● Problem requirements: Below is a block of records. Copy every line in it that contains the word "属性激活".

=== Provided records ===

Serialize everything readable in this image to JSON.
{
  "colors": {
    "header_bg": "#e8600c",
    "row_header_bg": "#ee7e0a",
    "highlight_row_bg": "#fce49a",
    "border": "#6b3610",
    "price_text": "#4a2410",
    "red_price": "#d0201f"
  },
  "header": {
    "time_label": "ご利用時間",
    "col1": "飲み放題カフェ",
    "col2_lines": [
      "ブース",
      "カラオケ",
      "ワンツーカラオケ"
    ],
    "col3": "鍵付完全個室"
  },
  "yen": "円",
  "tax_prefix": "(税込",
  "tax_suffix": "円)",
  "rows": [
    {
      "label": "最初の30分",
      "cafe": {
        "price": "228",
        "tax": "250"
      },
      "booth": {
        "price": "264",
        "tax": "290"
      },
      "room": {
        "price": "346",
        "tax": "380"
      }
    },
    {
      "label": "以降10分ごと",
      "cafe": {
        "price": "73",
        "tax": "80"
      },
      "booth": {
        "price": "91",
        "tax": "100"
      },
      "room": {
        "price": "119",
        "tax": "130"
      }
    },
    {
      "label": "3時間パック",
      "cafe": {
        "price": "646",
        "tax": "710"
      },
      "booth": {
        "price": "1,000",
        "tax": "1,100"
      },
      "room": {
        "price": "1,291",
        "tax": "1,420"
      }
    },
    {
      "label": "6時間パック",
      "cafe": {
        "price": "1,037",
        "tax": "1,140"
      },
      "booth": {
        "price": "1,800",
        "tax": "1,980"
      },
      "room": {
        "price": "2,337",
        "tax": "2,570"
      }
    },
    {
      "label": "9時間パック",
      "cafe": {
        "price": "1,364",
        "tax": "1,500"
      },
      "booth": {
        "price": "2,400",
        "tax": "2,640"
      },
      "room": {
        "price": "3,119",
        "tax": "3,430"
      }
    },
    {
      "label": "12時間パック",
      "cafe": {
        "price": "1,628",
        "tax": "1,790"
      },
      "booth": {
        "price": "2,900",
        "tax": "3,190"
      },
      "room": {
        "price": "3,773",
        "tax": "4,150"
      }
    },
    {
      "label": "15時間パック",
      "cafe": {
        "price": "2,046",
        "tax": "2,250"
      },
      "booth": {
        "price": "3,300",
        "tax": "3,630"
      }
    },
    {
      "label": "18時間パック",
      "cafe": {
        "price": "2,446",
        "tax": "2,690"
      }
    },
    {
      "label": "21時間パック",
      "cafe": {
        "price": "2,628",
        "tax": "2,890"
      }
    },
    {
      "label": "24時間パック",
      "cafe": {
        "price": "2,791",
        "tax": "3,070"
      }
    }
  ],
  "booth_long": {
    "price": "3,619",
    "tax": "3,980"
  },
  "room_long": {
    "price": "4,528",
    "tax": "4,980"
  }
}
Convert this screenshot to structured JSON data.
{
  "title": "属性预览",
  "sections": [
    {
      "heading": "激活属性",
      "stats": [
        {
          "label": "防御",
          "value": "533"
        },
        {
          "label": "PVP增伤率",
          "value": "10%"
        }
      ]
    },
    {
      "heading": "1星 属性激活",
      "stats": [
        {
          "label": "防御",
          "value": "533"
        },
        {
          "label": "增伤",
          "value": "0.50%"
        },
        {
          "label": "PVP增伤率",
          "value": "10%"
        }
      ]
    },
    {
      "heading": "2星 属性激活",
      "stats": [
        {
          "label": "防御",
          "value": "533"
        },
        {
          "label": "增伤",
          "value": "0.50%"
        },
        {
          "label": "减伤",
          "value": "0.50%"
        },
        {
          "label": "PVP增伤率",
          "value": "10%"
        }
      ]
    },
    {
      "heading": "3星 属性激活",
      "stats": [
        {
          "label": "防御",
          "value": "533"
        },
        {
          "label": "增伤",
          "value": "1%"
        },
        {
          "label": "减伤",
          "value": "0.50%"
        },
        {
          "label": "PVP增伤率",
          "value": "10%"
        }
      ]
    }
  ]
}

===

● Answer to the exercise:
      "heading": "1星 属性激活",
      "heading": "2星 属性激活",
      "heading": "3星 属性激活",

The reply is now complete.